*TASK GOAL*
Edit the rows starting at the first one and ending at the one containing "text-line: par Denys": replace "Malte" with "Malta", leaving everything else unchanged.

*GIVEN DATA*

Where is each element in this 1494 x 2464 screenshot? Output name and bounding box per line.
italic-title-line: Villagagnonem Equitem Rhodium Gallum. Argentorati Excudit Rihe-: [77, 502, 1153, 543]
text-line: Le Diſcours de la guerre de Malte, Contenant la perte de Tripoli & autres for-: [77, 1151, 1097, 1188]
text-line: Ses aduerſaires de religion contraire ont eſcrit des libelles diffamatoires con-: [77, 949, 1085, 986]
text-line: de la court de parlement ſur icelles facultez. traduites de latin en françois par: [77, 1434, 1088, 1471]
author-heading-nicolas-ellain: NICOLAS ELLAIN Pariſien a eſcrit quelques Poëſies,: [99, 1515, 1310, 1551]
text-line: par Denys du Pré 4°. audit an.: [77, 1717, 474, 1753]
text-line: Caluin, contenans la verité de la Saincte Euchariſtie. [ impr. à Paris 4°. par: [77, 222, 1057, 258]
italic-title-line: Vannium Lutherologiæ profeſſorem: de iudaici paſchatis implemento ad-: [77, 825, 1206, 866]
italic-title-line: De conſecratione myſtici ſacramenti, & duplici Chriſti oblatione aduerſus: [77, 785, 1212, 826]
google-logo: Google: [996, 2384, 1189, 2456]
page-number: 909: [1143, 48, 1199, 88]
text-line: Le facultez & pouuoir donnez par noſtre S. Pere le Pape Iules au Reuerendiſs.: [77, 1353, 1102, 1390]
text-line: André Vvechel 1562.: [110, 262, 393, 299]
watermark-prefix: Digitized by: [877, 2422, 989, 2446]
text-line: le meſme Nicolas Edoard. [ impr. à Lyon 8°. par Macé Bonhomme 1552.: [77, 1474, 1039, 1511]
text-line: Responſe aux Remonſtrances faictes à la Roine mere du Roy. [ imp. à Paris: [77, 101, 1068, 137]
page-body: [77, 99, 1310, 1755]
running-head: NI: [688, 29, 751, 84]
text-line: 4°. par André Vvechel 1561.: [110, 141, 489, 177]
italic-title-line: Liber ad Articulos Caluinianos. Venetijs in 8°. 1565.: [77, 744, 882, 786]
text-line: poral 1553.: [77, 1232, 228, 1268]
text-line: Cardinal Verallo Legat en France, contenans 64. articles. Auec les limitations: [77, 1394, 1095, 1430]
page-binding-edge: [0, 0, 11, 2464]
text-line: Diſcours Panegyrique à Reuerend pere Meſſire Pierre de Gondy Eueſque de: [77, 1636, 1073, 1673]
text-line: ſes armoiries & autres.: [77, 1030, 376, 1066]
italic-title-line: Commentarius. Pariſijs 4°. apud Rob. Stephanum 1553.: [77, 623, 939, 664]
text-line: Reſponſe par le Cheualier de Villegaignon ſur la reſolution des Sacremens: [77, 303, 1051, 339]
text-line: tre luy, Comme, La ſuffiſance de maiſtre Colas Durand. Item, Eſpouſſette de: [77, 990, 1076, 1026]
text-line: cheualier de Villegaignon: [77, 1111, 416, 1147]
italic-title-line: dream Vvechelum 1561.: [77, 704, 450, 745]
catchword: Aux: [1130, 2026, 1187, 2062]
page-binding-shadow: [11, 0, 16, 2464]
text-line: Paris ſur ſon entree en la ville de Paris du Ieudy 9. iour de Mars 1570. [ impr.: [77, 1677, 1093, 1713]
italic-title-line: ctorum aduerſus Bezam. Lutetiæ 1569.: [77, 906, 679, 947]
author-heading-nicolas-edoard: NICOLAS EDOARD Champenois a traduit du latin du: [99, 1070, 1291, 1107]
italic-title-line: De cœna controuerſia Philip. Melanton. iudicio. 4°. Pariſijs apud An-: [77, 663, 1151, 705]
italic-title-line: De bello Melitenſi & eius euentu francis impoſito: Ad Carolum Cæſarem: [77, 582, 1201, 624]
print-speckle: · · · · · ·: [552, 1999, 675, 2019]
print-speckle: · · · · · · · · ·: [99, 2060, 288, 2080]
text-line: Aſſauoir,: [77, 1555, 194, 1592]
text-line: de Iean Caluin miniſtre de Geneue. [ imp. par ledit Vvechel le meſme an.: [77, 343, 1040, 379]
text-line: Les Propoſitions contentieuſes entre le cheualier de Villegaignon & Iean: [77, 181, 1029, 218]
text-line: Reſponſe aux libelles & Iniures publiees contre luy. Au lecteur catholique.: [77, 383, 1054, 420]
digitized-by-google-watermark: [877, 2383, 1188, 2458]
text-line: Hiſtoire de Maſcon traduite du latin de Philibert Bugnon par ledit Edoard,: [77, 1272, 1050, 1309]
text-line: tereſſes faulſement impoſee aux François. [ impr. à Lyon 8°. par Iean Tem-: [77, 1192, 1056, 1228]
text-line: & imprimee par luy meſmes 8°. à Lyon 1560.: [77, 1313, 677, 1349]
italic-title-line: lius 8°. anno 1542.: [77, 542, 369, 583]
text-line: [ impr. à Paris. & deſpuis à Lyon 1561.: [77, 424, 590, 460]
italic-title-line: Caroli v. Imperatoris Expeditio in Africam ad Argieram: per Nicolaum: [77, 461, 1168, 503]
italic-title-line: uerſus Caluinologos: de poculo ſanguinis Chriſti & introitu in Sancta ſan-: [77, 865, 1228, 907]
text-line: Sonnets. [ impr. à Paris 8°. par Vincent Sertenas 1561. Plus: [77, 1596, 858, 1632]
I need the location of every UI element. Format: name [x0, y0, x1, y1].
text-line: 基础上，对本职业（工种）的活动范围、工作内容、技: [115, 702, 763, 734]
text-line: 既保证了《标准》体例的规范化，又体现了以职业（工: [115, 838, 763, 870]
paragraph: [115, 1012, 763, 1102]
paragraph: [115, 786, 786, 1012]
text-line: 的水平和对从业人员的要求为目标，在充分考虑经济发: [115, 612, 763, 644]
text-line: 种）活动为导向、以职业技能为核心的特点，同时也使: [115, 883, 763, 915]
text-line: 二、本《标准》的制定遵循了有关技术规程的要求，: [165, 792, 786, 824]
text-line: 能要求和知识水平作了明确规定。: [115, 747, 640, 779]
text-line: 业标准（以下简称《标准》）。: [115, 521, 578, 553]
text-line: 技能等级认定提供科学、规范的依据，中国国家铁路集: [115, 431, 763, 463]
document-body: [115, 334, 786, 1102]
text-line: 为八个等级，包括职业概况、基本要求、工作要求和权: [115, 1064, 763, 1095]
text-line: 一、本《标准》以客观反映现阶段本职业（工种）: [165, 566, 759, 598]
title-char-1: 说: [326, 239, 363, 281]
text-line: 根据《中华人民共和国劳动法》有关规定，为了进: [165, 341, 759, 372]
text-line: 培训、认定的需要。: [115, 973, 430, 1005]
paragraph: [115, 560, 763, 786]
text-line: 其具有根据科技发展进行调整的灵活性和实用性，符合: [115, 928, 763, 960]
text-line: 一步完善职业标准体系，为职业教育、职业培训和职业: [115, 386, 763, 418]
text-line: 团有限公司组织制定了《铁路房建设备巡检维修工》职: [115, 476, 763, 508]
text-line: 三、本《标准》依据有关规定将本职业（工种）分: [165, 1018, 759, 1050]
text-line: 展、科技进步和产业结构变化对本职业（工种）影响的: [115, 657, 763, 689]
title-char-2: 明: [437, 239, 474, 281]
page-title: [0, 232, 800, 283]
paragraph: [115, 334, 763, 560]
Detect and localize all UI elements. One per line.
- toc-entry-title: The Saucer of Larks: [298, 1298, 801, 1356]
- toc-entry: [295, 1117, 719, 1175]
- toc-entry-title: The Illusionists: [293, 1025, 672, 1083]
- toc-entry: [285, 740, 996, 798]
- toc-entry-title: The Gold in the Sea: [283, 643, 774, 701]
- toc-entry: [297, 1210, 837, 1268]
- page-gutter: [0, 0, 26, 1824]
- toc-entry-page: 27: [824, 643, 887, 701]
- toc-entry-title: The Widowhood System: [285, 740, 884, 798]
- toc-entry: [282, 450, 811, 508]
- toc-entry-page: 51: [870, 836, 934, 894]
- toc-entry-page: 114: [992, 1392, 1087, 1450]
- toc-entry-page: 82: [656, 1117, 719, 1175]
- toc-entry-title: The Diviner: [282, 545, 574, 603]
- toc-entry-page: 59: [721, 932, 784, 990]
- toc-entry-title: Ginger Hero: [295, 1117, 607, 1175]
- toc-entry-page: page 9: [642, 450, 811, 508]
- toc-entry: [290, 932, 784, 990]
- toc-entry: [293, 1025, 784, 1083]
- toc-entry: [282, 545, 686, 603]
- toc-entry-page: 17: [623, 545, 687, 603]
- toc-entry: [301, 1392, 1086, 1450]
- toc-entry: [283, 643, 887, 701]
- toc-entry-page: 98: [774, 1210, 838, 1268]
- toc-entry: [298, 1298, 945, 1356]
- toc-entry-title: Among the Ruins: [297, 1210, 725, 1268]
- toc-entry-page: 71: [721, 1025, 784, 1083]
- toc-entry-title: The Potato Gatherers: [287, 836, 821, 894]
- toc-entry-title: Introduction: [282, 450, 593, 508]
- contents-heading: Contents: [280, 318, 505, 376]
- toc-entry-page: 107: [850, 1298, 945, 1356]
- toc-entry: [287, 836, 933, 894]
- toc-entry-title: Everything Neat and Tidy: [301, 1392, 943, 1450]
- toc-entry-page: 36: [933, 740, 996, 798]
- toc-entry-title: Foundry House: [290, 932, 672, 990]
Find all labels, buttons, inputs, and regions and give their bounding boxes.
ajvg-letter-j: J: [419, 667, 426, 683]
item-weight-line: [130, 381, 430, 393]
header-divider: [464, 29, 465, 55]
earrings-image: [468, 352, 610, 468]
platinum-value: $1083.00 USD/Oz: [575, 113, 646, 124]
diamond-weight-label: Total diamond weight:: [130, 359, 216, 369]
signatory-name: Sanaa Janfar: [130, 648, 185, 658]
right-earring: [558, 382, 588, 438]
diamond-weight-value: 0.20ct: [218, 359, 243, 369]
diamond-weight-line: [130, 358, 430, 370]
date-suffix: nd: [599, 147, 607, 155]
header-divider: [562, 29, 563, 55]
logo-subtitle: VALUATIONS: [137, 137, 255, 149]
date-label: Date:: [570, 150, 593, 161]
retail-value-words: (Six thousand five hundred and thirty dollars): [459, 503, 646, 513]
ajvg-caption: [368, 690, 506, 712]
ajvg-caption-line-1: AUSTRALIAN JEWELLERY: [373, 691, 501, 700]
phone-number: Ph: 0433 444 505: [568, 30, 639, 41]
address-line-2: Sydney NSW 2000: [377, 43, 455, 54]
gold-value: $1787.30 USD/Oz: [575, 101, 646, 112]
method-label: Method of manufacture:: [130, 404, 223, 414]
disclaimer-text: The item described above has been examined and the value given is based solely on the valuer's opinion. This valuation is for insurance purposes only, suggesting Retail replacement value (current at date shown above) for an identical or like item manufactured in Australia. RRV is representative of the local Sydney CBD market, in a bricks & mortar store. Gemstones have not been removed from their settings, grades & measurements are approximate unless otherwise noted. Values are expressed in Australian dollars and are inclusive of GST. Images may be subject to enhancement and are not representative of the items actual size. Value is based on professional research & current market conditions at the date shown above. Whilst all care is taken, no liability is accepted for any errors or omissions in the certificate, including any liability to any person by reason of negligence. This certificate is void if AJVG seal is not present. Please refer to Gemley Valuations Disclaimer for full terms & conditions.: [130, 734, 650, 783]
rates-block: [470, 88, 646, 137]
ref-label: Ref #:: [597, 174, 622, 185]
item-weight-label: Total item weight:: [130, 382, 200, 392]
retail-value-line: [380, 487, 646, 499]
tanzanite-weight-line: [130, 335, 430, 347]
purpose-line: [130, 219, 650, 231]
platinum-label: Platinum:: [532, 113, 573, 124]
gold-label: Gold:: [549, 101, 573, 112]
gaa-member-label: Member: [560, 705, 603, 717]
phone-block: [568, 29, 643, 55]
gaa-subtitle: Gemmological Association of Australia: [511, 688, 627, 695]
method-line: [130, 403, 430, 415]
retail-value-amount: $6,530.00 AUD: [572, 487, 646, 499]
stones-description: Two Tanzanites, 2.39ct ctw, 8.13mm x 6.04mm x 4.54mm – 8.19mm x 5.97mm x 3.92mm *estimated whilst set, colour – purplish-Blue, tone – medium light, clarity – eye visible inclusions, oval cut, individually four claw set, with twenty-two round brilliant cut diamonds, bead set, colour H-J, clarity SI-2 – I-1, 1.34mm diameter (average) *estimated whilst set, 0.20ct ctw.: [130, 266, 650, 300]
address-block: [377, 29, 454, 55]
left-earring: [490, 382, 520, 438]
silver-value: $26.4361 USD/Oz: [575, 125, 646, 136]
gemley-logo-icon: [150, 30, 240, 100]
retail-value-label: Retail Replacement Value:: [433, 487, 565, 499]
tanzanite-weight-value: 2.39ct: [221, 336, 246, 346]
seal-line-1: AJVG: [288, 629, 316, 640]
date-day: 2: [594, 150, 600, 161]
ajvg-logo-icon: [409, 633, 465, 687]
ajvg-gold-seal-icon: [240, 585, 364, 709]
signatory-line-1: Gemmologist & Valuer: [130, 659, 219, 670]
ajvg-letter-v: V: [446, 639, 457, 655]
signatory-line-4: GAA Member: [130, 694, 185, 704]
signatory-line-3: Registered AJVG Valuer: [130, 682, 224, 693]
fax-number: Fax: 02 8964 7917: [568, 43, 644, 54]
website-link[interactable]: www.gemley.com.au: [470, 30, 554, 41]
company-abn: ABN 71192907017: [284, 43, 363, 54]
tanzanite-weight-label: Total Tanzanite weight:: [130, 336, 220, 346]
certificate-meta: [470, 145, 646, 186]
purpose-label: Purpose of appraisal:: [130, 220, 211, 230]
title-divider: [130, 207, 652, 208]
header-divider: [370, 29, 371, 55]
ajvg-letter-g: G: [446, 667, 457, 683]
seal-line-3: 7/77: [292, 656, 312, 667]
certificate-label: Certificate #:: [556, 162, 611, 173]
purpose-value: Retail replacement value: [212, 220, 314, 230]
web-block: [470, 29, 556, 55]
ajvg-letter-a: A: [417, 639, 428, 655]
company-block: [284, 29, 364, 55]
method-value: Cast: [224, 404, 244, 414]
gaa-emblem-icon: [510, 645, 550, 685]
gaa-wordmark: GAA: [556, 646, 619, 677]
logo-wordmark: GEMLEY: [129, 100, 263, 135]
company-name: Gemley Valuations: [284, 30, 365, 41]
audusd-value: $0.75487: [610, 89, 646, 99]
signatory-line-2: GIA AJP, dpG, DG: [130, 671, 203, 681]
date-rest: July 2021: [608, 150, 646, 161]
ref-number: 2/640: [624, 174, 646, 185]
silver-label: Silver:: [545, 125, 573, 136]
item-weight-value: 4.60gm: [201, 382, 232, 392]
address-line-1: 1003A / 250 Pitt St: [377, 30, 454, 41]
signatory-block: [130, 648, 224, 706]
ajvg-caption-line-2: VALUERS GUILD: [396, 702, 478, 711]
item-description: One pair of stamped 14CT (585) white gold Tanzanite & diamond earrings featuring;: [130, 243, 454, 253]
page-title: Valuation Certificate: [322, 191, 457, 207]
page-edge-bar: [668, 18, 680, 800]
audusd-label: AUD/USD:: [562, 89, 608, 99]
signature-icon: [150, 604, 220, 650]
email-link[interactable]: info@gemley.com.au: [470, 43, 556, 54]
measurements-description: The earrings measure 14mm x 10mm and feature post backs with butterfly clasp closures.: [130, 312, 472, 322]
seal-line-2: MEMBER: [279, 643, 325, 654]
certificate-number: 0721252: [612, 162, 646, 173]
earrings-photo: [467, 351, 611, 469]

*PROBLEM SOLUTION*
Where is each element in this 1494 x 2464 screenshot? Output name and bounding box per line.
italic-title-line: Villagagnonem Equitem Rhodium Gallum. Argentorati Excudit Rihe-: [77, 502, 1153, 543]
text-line: Le Diſcours de la guerre de Malta, Contenant la perte de Tripoli & autres for-: [77, 1151, 1097, 1188]
text-line: Ses aduerſaires de religion contraire ont eſcrit des libelles diffamatoires con-: [77, 949, 1085, 986]
text-line: de la court de parlement ſur icelles facultez. traduites de latin en françois par: [77, 1434, 1088, 1471]
author-heading-nicolas-ellain: NICOLAS ELLAIN Pariſien a eſcrit quelques Poëſies,: [99, 1515, 1310, 1551]
text-line: par Denys du Pré 4°. audit an.: [77, 1717, 474, 1753]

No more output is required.